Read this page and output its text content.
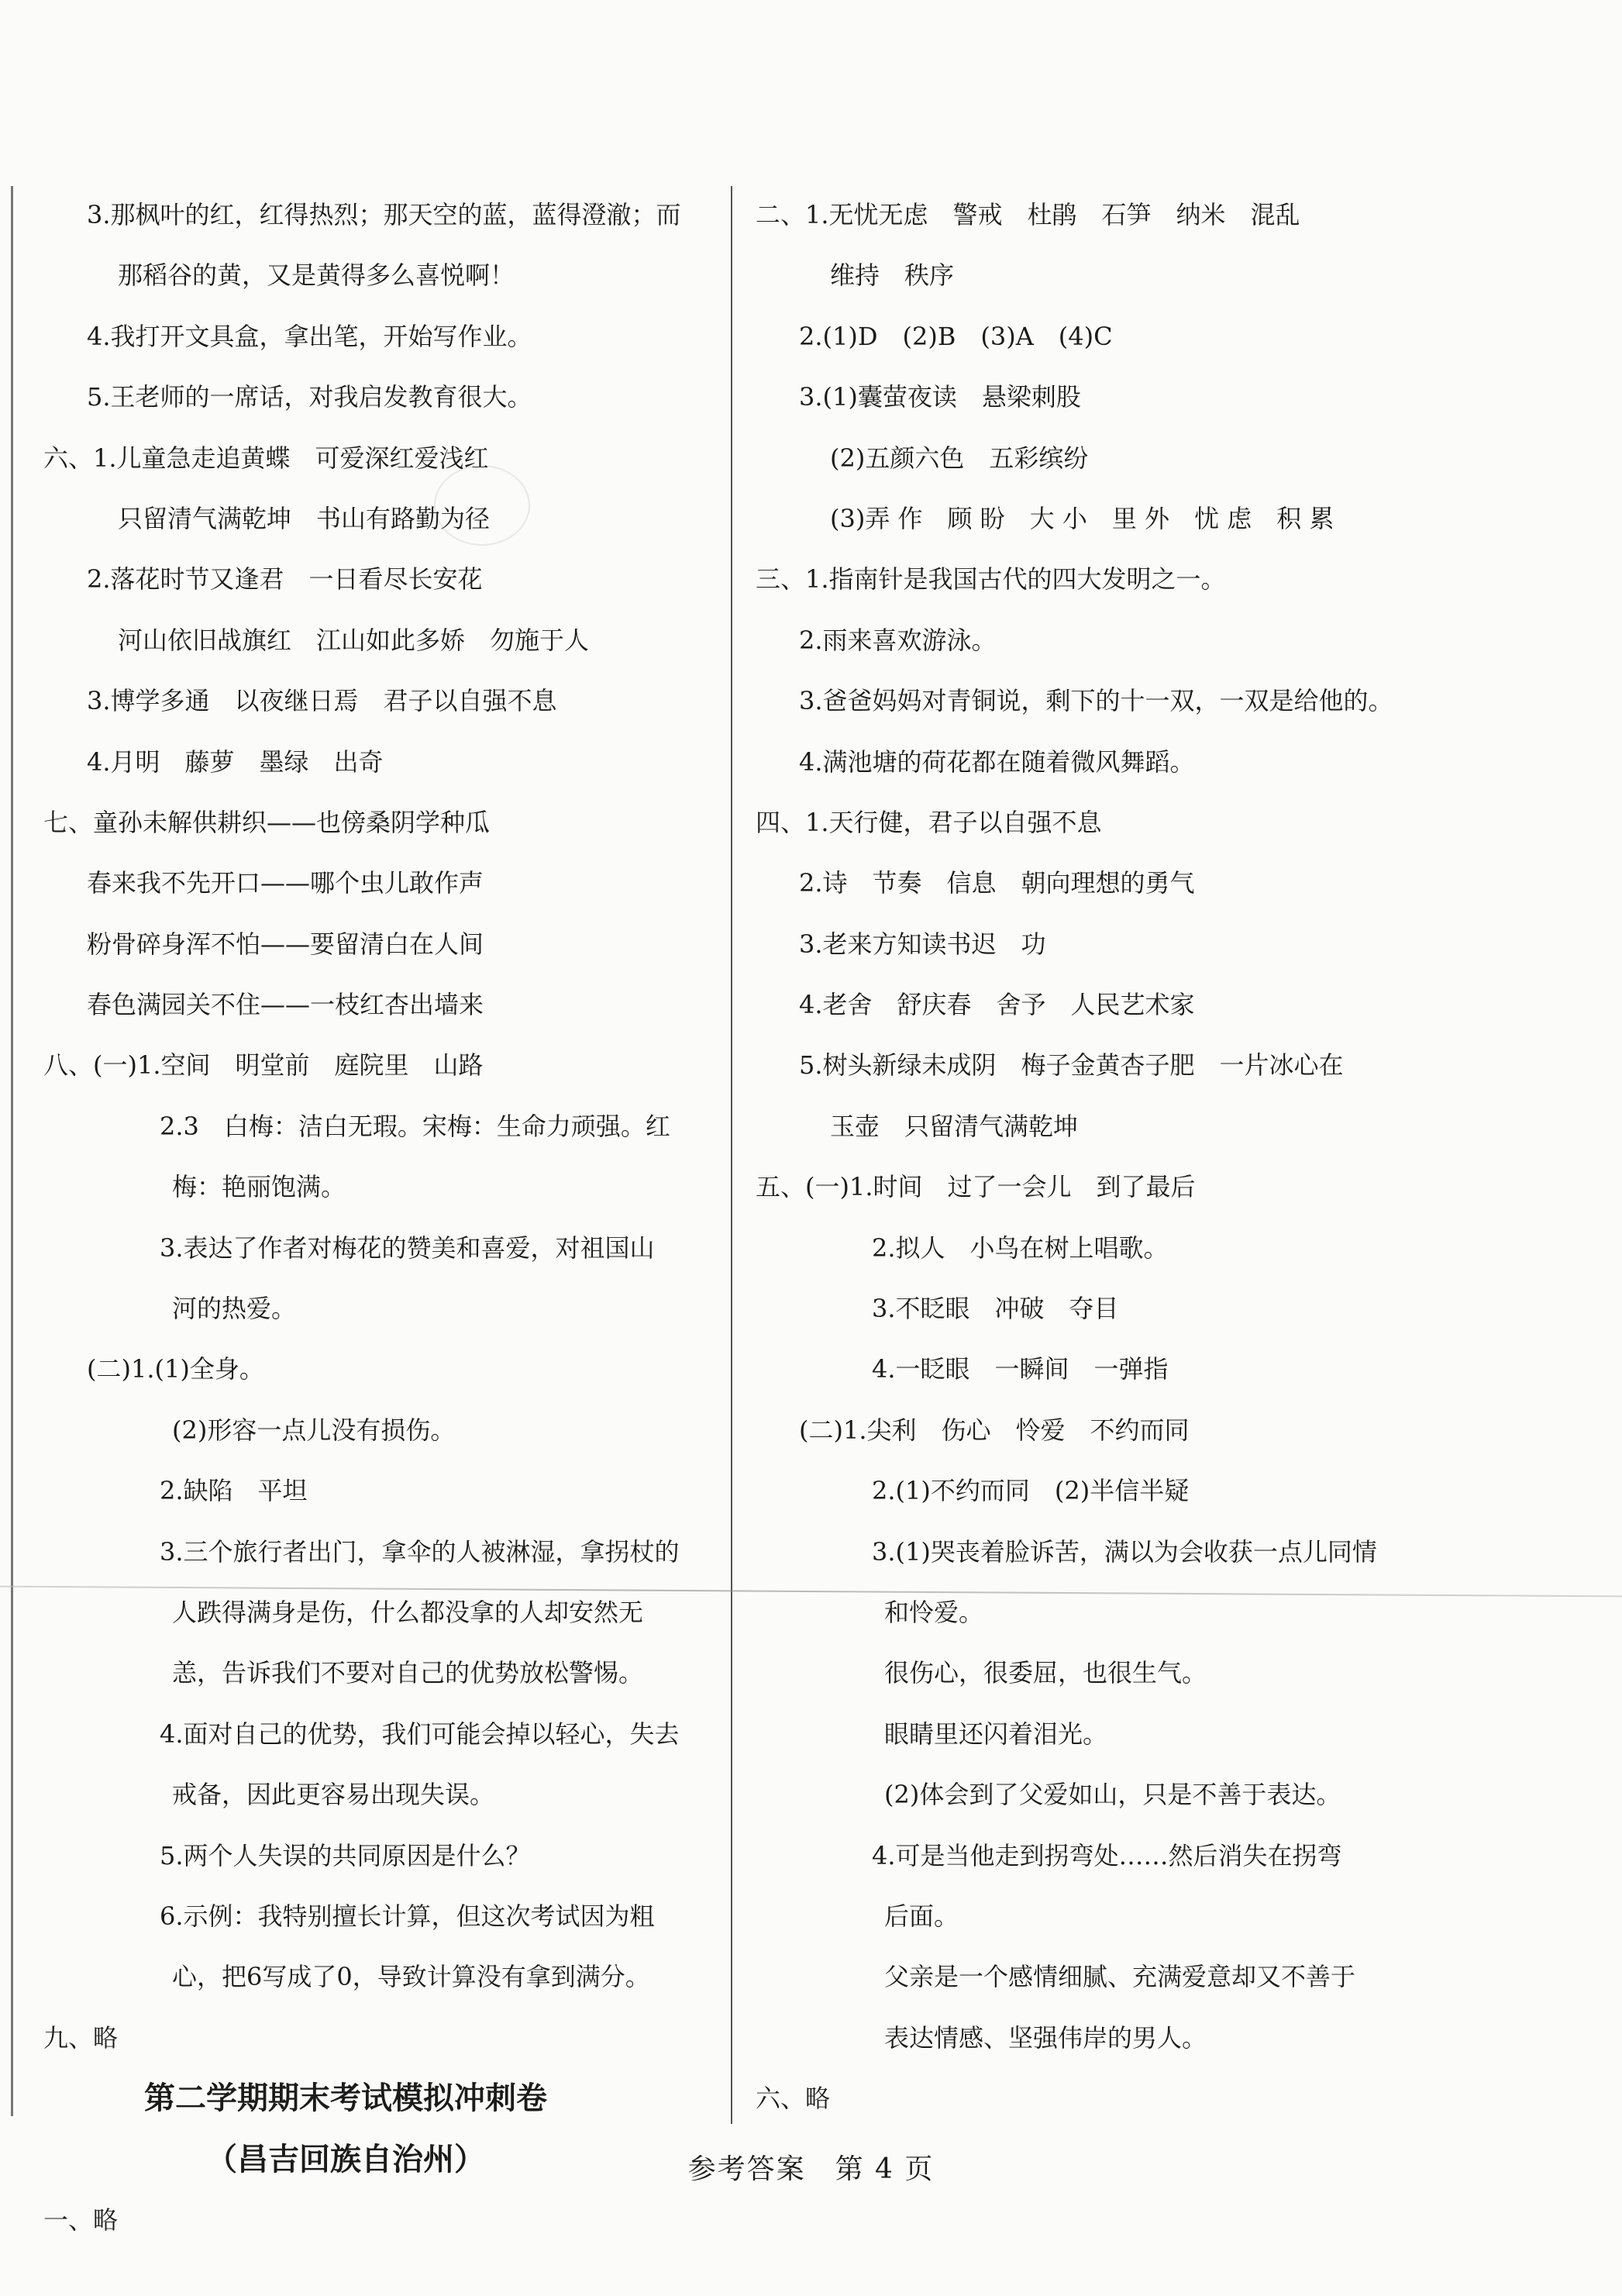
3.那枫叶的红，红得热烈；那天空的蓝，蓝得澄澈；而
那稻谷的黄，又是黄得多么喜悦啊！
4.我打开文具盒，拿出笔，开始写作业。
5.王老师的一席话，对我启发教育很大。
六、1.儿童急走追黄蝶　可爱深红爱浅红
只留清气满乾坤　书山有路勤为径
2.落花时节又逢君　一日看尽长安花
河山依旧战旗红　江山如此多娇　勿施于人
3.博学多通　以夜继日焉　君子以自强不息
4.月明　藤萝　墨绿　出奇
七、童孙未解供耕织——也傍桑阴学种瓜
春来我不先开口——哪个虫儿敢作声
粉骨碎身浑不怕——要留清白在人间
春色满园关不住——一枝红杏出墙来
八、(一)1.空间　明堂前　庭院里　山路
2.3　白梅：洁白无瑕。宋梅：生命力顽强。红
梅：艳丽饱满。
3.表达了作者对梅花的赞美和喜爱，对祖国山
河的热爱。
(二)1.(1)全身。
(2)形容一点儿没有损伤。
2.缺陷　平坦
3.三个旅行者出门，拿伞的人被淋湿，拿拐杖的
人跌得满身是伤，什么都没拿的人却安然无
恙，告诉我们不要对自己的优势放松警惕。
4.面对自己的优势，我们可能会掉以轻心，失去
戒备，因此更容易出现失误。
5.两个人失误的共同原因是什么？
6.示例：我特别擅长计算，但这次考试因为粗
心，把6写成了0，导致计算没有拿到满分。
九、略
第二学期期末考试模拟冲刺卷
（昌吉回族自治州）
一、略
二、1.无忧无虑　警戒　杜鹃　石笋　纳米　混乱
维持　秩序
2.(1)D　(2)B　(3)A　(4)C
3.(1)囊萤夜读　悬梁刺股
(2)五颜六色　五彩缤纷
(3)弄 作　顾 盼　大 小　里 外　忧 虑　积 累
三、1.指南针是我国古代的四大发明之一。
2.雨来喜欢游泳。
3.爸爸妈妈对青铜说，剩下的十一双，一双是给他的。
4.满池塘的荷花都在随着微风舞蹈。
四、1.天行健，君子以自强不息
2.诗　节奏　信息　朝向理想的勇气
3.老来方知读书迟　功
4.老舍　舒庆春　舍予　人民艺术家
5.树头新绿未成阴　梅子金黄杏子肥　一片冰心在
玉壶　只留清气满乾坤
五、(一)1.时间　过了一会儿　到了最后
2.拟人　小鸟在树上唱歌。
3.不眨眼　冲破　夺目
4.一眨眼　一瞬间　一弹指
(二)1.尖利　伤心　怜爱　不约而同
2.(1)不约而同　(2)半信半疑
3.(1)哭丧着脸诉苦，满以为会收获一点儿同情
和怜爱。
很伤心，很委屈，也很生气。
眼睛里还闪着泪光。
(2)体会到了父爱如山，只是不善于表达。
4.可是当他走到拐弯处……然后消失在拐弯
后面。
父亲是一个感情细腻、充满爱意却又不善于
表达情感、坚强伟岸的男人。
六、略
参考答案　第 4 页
---
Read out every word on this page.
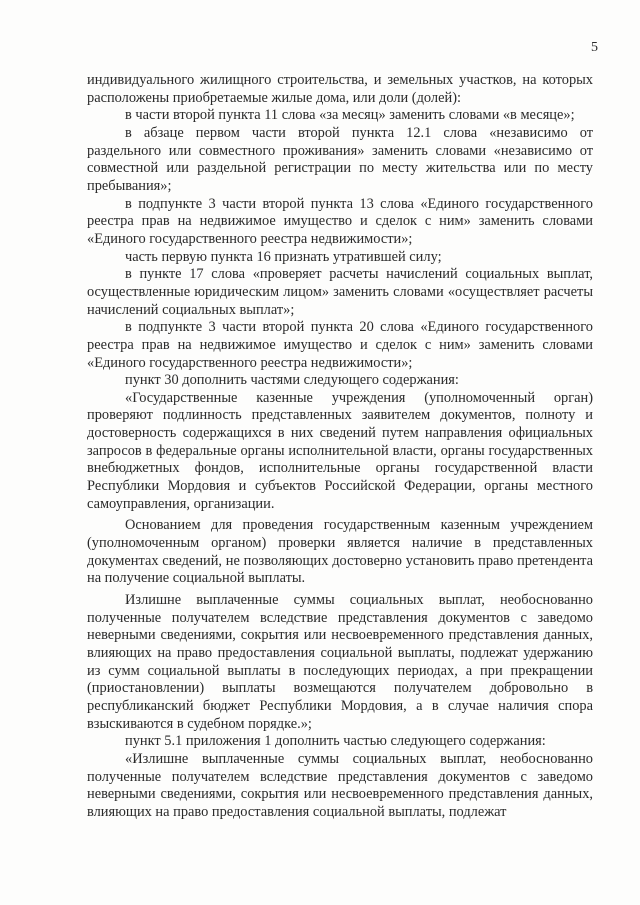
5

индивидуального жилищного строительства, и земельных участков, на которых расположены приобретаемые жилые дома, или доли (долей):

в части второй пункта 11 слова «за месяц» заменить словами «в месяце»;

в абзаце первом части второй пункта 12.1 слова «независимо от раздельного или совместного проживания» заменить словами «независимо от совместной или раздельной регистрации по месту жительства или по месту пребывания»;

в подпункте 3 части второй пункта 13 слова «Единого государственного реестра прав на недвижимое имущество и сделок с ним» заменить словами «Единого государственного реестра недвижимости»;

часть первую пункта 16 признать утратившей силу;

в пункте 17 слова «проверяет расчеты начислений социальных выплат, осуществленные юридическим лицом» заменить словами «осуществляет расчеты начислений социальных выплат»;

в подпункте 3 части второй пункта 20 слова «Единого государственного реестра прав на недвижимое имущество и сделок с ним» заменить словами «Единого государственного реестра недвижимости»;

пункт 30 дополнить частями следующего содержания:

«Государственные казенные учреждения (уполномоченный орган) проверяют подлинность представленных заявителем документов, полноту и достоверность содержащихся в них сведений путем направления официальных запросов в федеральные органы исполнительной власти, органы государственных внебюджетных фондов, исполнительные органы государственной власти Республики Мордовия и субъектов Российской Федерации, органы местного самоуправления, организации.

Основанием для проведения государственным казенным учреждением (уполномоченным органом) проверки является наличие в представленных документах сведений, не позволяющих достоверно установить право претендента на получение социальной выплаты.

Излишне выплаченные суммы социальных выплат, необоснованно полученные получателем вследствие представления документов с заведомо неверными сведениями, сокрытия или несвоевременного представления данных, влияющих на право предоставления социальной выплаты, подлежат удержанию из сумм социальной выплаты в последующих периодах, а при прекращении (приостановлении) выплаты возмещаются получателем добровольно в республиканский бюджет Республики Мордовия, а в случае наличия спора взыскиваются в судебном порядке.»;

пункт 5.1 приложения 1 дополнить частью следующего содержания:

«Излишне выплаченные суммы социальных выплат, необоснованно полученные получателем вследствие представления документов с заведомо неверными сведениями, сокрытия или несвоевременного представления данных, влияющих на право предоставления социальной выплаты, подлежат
--
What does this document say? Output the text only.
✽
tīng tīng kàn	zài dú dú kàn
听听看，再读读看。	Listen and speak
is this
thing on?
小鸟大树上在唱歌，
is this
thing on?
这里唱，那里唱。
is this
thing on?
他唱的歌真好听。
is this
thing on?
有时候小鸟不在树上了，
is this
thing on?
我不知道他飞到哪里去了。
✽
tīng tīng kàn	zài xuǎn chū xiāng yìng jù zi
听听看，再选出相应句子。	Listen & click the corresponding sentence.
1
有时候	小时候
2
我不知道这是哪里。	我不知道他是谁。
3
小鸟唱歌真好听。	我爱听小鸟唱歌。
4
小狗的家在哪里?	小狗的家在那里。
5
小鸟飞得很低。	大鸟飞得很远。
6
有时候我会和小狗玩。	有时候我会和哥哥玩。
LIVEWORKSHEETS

Objective:
Using the records above, select and copy every line that has the word "полученные".

The answer:
Излишне выплаченные суммы социальных выплат, необоснованно полученные получателем вследствие представления документов с заведомо неверными сведениями, сокрытия или несвоевременного представления данных, влияющих на право предоставления социальной выплаты, подлежат удержанию из сумм социальной выплаты в последующих периодах, а при прекращении (приостановлении) выплаты возмещаются получателем добровольно в республиканский бюджет Республики Мордовия, а в случае наличия спора взыскиваются в судебном порядке.»;
«Излишне выплаченные суммы социальных выплат, необоснованно полученные получателем вследствие представления документов с заведомо неверными сведениями, сокрытия или несвоевременного представления данных, влияющих на право предоставления социальной выплаты, подлежат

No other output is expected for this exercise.